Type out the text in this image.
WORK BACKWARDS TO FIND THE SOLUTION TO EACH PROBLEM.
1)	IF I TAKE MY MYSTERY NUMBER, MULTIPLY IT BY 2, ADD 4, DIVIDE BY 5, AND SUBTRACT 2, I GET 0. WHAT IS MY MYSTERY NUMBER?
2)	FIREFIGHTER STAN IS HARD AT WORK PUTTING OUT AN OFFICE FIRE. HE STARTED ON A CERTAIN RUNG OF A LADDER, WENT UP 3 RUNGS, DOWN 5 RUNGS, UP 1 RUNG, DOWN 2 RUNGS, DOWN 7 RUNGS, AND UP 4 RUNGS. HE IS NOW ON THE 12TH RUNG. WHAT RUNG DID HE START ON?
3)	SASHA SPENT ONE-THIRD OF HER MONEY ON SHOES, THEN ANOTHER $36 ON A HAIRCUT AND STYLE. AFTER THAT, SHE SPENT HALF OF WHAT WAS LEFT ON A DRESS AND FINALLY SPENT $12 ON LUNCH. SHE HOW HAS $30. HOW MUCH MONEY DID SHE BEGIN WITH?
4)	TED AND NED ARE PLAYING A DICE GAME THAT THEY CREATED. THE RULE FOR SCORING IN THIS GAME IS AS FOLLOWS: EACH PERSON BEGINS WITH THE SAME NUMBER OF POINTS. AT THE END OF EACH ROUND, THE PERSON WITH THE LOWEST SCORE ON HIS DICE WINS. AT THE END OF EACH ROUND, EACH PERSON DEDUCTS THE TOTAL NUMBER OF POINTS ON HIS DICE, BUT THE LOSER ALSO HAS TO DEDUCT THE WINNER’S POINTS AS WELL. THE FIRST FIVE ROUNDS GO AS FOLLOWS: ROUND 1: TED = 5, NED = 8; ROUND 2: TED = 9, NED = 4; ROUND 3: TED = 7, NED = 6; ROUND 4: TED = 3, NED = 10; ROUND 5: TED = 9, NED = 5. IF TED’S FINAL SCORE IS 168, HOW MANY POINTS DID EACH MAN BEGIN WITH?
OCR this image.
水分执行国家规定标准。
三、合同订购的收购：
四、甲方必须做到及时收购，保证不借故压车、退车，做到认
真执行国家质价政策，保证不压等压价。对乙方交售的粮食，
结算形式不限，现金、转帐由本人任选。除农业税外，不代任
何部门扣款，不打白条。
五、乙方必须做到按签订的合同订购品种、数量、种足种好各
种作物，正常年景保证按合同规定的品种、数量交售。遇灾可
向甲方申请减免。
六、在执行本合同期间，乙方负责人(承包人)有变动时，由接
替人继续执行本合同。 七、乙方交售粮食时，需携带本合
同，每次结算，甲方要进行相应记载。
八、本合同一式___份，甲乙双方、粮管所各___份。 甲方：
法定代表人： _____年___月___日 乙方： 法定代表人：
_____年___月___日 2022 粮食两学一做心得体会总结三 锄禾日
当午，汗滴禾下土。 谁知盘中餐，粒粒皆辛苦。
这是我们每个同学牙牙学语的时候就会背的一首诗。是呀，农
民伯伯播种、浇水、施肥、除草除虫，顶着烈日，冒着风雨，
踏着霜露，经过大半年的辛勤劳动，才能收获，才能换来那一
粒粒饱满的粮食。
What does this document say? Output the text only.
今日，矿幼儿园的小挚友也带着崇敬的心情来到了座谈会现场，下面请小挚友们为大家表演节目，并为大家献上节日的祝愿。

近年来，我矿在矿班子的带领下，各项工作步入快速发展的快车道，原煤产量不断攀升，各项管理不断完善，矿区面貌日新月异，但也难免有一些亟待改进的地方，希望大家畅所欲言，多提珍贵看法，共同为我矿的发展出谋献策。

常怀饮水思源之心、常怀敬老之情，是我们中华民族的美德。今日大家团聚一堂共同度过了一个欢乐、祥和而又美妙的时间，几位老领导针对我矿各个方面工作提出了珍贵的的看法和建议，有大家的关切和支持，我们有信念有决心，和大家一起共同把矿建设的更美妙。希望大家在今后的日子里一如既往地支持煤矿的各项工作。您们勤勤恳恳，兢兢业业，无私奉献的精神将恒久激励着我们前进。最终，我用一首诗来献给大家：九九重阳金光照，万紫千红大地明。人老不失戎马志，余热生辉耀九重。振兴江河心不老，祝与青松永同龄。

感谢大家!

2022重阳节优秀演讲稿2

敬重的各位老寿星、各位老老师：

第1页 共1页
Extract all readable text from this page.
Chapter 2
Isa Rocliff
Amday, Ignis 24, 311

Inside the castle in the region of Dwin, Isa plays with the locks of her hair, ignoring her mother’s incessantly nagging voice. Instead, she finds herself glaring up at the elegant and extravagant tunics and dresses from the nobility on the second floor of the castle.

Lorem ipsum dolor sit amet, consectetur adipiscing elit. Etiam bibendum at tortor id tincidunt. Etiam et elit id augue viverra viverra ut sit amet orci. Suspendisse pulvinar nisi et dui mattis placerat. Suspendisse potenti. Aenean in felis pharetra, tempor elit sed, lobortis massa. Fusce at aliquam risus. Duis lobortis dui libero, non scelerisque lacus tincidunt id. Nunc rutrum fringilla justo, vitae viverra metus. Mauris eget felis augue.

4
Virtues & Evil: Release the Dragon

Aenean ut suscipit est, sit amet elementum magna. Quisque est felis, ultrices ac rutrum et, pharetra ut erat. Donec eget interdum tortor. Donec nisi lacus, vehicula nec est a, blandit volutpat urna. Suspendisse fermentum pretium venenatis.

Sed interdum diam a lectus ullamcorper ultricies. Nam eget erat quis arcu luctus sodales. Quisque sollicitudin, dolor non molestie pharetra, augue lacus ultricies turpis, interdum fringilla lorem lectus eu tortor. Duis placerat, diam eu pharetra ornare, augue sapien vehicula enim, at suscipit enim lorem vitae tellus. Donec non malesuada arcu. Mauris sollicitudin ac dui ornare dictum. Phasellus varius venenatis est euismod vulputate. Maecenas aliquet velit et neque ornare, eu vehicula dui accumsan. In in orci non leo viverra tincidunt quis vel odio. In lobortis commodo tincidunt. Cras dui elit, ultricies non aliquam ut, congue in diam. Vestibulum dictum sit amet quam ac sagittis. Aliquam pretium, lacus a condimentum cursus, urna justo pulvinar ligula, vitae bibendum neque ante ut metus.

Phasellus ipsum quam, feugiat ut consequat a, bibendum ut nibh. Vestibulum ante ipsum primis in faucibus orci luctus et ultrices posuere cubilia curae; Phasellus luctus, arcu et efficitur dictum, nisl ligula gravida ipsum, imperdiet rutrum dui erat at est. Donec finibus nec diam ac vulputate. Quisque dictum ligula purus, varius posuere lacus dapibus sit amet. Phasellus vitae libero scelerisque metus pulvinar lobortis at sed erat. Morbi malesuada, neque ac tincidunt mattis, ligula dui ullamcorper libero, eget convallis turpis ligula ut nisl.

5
○ ○ ○ ○ ○
Task to carry out: Give only the count of lines in this material that contain the string "text".

Result for this exercise: 3